### EXERCISE:
Check each line of the records below for the word "Charlie" and copy those where it appears.
__________________________________________________
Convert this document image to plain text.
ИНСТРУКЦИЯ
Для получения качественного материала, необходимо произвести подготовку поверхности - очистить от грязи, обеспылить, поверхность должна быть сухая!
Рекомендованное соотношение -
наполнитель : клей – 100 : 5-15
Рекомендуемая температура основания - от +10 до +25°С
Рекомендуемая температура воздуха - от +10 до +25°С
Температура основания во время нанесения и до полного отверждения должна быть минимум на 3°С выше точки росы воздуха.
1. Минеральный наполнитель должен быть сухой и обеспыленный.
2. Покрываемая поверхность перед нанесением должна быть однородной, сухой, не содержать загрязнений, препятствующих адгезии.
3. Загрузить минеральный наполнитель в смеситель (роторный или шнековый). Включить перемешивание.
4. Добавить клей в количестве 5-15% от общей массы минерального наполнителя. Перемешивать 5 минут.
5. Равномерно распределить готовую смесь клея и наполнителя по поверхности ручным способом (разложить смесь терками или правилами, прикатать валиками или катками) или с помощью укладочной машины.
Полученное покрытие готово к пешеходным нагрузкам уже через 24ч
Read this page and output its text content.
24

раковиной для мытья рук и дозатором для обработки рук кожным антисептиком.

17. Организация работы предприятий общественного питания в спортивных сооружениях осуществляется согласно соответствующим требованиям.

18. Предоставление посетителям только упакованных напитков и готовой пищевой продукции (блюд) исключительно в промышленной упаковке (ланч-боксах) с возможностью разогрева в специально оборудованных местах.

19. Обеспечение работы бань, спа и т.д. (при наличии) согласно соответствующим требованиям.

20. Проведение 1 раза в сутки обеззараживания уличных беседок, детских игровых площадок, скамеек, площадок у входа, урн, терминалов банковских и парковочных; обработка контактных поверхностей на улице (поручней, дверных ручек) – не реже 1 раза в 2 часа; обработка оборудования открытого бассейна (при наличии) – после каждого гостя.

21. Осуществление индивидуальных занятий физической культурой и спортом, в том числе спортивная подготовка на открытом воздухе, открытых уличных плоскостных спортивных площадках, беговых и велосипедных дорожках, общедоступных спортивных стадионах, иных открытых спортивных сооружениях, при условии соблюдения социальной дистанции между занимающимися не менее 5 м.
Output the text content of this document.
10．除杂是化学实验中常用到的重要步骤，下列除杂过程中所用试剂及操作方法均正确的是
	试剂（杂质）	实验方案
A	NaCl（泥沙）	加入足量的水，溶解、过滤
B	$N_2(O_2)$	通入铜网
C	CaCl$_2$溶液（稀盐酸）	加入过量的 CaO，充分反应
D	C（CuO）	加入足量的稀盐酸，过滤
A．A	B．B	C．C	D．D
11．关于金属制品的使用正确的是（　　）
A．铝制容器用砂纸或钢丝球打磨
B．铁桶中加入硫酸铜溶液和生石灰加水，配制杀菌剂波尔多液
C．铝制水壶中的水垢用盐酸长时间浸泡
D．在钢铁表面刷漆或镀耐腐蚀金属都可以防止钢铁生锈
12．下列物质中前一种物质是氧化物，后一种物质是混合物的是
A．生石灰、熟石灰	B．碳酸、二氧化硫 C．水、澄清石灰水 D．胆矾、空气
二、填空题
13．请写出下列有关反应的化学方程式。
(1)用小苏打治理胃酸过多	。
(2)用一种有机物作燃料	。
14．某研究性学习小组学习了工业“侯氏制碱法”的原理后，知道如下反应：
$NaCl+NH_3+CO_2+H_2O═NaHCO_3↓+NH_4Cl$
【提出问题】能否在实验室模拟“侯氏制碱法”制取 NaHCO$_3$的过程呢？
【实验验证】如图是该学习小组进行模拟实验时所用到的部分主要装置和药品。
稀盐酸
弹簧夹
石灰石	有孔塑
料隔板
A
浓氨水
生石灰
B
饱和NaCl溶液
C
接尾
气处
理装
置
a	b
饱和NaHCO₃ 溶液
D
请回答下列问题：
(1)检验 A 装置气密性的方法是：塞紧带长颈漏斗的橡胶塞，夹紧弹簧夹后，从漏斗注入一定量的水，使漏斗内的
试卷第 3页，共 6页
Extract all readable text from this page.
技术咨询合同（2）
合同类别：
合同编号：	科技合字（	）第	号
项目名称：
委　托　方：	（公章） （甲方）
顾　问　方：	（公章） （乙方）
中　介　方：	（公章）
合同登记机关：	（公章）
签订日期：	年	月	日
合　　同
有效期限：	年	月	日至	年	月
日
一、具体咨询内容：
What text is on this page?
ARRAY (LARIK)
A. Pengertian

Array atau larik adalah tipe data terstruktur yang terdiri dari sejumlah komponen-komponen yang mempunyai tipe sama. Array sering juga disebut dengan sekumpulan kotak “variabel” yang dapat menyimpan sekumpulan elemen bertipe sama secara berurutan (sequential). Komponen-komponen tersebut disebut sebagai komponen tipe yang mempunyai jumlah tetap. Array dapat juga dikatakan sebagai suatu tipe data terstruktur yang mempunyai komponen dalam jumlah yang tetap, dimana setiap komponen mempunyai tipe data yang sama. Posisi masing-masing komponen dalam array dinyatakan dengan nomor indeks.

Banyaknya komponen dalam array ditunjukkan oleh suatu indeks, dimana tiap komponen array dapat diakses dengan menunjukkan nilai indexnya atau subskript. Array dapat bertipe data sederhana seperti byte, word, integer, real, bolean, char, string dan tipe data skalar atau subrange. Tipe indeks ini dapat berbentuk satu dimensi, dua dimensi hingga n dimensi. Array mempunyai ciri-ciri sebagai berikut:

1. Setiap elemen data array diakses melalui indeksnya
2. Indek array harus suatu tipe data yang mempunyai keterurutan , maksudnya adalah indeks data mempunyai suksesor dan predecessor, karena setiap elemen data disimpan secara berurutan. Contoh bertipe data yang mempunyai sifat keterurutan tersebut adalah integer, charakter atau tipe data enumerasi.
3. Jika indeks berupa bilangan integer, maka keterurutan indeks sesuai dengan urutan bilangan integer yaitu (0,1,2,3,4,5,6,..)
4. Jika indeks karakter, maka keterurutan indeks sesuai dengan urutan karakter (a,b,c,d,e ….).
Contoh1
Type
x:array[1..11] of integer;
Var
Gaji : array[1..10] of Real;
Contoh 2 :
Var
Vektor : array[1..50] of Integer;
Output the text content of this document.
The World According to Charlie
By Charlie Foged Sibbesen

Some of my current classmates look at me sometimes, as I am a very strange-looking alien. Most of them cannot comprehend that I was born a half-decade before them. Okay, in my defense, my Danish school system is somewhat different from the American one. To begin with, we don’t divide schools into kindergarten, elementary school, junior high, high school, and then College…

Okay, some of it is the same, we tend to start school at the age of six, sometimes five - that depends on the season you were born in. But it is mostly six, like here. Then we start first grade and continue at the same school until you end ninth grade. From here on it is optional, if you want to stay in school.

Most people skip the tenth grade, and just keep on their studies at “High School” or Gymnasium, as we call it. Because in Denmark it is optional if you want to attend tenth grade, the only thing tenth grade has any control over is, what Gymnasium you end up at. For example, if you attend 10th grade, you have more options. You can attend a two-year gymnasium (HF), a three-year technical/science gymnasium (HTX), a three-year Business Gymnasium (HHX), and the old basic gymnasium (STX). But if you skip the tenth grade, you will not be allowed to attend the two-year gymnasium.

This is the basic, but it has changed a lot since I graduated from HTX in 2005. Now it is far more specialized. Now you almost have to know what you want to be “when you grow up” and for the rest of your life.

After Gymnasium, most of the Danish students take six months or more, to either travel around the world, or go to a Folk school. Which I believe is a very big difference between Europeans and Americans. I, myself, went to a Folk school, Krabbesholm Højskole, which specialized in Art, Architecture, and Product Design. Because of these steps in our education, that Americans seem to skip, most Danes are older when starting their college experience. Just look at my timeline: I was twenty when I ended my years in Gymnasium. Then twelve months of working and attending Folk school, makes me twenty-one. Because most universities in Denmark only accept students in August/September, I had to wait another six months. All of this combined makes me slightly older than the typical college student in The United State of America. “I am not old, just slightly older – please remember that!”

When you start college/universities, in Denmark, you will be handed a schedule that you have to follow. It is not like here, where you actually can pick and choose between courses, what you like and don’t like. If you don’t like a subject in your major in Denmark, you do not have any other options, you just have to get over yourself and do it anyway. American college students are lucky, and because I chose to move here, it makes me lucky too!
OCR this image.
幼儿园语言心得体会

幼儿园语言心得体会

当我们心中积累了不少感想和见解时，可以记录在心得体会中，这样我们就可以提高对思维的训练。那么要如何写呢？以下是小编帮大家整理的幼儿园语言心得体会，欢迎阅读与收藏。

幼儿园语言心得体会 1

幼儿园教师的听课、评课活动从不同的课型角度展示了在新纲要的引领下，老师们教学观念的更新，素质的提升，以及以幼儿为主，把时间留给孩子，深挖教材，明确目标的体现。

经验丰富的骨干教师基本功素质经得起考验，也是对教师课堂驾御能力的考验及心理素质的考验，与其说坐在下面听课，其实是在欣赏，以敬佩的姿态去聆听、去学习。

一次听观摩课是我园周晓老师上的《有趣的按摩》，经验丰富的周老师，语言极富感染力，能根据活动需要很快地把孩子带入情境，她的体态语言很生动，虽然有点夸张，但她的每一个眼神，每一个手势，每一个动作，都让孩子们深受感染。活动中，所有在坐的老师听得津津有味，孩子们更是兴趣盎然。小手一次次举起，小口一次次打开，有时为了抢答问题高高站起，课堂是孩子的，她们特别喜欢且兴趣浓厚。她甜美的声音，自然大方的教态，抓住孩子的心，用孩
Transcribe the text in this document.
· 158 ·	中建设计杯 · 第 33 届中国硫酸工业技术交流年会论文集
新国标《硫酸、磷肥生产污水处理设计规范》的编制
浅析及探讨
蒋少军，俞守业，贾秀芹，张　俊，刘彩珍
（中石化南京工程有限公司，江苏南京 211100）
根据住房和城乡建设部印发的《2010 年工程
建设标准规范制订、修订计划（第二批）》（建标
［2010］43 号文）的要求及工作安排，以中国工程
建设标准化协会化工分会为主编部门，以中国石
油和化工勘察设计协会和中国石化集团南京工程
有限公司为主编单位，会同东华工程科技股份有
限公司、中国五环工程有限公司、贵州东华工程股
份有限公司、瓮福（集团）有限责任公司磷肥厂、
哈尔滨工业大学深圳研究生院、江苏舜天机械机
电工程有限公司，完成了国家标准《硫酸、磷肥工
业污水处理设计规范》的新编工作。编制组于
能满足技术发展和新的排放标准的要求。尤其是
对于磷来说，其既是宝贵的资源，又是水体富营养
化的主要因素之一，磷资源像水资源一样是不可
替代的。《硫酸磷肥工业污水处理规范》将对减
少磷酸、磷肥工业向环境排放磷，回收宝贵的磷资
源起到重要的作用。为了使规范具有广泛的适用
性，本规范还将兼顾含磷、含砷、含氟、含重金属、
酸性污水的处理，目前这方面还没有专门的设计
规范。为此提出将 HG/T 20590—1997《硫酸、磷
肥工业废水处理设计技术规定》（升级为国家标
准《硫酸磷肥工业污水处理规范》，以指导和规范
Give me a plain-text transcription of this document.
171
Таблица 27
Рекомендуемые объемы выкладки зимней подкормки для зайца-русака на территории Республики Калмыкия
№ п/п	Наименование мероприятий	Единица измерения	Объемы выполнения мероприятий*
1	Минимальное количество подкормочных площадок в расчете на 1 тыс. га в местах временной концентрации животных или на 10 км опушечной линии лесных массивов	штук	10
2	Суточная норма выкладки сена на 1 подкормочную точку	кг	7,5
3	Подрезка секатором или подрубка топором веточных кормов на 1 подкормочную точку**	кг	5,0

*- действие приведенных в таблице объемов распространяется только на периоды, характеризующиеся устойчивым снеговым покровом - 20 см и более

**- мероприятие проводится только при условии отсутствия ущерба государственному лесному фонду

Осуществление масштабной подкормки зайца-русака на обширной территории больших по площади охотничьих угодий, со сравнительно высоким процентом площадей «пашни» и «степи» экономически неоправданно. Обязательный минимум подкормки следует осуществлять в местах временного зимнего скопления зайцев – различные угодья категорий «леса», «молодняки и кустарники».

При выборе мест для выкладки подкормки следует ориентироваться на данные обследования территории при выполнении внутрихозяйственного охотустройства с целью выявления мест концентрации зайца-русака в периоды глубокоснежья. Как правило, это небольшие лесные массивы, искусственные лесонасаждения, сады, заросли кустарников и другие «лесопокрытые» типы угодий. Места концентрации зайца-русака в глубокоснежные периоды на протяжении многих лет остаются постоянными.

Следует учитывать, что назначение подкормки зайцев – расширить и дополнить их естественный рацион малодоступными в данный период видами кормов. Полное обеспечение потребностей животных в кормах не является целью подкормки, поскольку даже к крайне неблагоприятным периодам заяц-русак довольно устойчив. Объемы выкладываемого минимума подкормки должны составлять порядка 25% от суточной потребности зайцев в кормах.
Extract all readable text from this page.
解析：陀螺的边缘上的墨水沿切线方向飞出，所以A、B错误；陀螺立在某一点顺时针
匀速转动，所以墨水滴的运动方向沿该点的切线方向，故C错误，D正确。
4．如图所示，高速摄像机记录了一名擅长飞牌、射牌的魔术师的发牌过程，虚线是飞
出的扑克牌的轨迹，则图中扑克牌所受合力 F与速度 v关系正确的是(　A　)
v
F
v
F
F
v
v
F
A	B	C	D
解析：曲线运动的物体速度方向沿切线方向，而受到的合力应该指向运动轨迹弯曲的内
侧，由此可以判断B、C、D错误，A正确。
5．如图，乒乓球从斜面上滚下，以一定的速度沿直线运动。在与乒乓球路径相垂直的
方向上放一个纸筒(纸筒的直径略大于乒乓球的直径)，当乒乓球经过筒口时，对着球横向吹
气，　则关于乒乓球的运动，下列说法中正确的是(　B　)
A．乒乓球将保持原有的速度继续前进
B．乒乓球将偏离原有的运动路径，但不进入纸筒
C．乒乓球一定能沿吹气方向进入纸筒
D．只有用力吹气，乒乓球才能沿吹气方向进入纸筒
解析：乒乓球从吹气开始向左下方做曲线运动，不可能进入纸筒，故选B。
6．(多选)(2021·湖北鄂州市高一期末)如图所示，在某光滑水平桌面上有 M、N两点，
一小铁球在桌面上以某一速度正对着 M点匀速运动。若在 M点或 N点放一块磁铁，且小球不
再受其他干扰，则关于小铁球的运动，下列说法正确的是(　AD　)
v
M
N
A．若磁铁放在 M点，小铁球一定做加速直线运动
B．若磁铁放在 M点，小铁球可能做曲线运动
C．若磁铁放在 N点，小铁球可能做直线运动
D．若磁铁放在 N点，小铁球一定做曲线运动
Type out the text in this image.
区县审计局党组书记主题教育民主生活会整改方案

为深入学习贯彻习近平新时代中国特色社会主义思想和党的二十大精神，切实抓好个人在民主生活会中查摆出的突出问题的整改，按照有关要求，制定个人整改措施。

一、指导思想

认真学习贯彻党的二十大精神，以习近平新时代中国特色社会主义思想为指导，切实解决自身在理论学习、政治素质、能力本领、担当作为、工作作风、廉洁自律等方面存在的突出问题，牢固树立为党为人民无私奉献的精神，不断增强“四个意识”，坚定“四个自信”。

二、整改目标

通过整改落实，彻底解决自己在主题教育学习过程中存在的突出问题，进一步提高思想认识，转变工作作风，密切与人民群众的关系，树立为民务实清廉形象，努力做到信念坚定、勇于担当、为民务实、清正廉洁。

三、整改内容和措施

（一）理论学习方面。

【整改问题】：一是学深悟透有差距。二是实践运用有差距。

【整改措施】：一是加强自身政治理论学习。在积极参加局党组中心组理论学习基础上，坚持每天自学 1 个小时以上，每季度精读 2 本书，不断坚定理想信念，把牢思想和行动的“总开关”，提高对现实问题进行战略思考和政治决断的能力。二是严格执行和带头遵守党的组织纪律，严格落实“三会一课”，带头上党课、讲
__________________________________________________
### ANSWER IN FULL:
The World According to Charlie
By Charlie Foged Sibbesen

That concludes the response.